**Problem to solve**
Output every line below without omitting or altering anything.

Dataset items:
╔══

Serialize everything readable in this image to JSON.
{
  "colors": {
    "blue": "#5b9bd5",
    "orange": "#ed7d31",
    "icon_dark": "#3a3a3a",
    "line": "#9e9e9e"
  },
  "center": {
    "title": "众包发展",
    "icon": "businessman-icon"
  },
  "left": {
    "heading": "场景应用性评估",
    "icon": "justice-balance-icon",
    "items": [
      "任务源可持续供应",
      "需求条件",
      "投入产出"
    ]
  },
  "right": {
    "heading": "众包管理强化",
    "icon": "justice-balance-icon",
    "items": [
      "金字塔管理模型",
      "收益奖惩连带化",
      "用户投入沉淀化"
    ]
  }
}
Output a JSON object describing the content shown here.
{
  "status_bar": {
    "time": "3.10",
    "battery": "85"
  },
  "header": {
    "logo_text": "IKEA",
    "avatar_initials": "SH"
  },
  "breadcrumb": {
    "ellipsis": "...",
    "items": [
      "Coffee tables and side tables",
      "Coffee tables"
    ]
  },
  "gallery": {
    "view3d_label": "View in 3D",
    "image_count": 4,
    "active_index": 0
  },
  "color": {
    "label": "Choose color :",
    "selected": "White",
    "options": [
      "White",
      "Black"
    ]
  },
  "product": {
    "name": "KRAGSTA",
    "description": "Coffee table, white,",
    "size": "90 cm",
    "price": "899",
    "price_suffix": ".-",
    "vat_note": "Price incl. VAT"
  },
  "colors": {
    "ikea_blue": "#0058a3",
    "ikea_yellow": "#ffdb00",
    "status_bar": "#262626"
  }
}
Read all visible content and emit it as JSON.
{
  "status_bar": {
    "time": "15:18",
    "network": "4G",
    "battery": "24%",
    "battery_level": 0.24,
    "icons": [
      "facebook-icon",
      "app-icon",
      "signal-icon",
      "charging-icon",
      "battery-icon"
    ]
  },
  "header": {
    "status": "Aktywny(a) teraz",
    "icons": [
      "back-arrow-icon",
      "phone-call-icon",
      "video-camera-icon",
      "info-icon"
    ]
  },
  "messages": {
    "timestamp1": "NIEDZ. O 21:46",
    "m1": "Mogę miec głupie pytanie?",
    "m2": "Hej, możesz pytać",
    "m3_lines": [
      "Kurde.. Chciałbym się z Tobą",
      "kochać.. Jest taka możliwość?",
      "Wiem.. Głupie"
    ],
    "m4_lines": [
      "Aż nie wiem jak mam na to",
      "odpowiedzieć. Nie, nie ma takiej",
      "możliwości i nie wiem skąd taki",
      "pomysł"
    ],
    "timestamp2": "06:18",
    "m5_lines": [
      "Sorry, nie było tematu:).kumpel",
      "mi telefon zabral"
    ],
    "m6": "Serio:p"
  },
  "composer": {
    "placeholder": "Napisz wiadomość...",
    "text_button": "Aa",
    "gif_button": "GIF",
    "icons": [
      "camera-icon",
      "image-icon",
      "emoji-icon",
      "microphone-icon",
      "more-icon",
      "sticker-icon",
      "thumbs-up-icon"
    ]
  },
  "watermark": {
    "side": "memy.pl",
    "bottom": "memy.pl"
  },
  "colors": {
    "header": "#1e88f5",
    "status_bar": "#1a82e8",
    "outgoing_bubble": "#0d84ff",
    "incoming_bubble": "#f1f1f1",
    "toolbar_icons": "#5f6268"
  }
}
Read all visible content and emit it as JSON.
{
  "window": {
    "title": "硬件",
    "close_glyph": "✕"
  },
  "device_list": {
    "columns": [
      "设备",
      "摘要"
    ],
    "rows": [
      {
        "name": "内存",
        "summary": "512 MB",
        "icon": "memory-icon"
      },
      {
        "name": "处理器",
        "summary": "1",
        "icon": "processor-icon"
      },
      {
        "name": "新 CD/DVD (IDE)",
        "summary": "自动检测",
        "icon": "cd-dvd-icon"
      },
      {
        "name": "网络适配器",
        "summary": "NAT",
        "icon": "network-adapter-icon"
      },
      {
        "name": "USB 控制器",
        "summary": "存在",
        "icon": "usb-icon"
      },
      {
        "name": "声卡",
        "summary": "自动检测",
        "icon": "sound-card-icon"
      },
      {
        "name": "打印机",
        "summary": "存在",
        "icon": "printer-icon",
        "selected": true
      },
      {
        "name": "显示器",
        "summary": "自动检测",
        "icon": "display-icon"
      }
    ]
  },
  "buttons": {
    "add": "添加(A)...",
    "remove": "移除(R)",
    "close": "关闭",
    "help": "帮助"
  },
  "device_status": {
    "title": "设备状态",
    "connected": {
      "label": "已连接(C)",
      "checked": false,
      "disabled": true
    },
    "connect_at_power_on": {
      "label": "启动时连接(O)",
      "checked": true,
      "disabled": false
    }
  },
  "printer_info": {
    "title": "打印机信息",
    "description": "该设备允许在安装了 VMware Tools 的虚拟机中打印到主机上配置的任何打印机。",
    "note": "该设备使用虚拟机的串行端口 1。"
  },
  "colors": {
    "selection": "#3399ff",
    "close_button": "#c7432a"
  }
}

╚══

**Task response**
Serialize everything readable in this image to JSON.
{
  "colors": {
    "blue": "#5b9bd5",
    "orange": "#ed7d31",
    "icon_dark": "#3a3a3a",
    "line": "#9e9e9e"
  },
  "center": {
    "title": "众包发展",
    "icon": "businessman-icon"
  },
  "left": {
    "heading": "场景应用性评估",
    "icon": "justice-balance-icon",
    "items": [
      "任务源可持续供应",
      "需求条件",
      "投入产出"
    ]
  },
  "right": {
    "heading": "众包管理强化",
    "icon": "justice-balance-icon",
    "items": [
      "金字塔管理模型",
      "收益奖惩连带化",
      "用户投入沉淀化"
    ]
  }
}
Output a JSON object describing the content shown here.
{
  "status_bar": {
    "time": "3.10",
    "battery": "85"
  },
  "header": {
    "logo_text": "IKEA",
    "avatar_initials": "SH"
  },
  "breadcrumb": {
    "ellipsis": "...",
    "items": [
      "Coffee tables and side tables",
      "Coffee tables"
    ]
  },
  "gallery": {
    "view3d_label": "View in 3D",
    "image_count": 4,
    "active_index": 0
  },
  "color": {
    "label": "Choose color :",
    "selected": "White",
    "options": [
      "White",
      "Black"
    ]
  },
  "product": {
    "name": "KRAGSTA",
    "description": "Coffee table, white,",
    "size": "90 cm",
    "price": "899",
    "price_suffix": ".-",
    "vat_note": "Price incl. VAT"
  },
  "colors": {
    "ikea_blue": "#0058a3",
    "ikea_yellow": "#ffdb00",
    "status_bar": "#262626"
  }
}
Read all visible content and emit it as JSON.
{
  "status_bar": {
    "time": "15:18",
    "network": "4G",
    "battery": "24%",
    "battery_level": 0.24,
    "icons": [
      "facebook-icon",
      "app-icon",
      "signal-icon",
      "charging-icon",
      "battery-icon"
    ]
  },
  "header": {
    "status": "Aktywny(a) teraz",
    "icons": [
      "back-arrow-icon",
      "phone-call-icon",
      "video-camera-icon",
      "info-icon"
    ]
  },
  "messages": {
    "timestamp1": "NIEDZ. O 21:46",
    "m1": "Mogę miec głupie pytanie?",
    "m2": "Hej, możesz pytać",
    "m3_lines": [
      "Kurde.. Chciałbym się z Tobą",
      "kochać.. Jest taka możliwość?",
      "Wiem.. Głupie"
    ],
    "m4_lines": [
      "Aż nie wiem jak mam na to",
      "odpowiedzieć. Nie, nie ma takiej",
      "możliwości i nie wiem skąd taki",
      "pomysł"
    ],
    "timestamp2": "06:18",
    "m5_lines": [
      "Sorry, nie było tematu:).kumpel",
      "mi telefon zabral"
    ],
    "m6": "Serio:p"
  },
  "composer": {
    "placeholder": "Napisz wiadomość...",
    "text_button": "Aa",
    "gif_button": "GIF",
    "icons": [
      "camera-icon",
      "image-icon",
      "emoji-icon",
      "microphone-icon",
      "more-icon",
      "sticker-icon",
      "thumbs-up-icon"
    ]
  },
  "watermark": {
    "side": "memy.pl",
    "bottom": "memy.pl"
  },
  "colors": {
    "header": "#1e88f5",
    "status_bar": "#1a82e8",
    "outgoing_bubble": "#0d84ff",
    "incoming_bubble": "#f1f1f1",
    "toolbar_icons": "#5f6268"
  }
}
Read all visible content and emit it as JSON.
{
  "window": {
    "title": "硬件",
    "close_glyph": "✕"
  },
  "device_list": {
    "columns": [
      "设备",
      "摘要"
    ],
    "rows": [
      {
        "name": "内存",
        "summary": "512 MB",
        "icon": "memory-icon"
      },
      {
        "name": "处理器",
        "summary": "1",
        "icon": "processor-icon"
      },
      {
        "name": "新 CD/DVD (IDE)",
        "summary": "自动检测",
        "icon": "cd-dvd-icon"
      },
      {
        "name": "网络适配器",
        "summary": "NAT",
        "icon": "network-adapter-icon"
      },
      {
        "name": "USB 控制器",
        "summary": "存在",
        "icon": "usb-icon"
      },
      {
        "name": "声卡",
        "summary": "自动检测",
        "icon": "sound-card-icon"
      },
      {
        "name": "打印机",
        "summary": "存在",
        "icon": "printer-icon",
        "selected": true
      },
      {
        "name": "显示器",
        "summary": "自动检测",
        "icon": "display-icon"
      }
    ]
  },
  "buttons": {
    "add": "添加(A)...",
    "remove": "移除(R)",
    "close": "关闭",
    "help": "帮助"
  },
  "device_status": {
    "title": "设备状态",
    "connected": {
      "label": "已连接(C)",
      "checked": false,
      "disabled": true
    },
    "connect_at_power_on": {
      "label": "启动时连接(O)",
      "checked": true,
      "disabled": false
    }
  },
  "printer_info": {
    "title": "打印机信息",
    "description": "该设备允许在安装了 VMware Tools 的虚拟机中打印到主机上配置的任何打印机。",
    "note": "该设备使用虚拟机的串行端口 1。"
  },
  "colors": {
    "selection": "#3399ff",
    "close_button": "#c7432a"
  }
}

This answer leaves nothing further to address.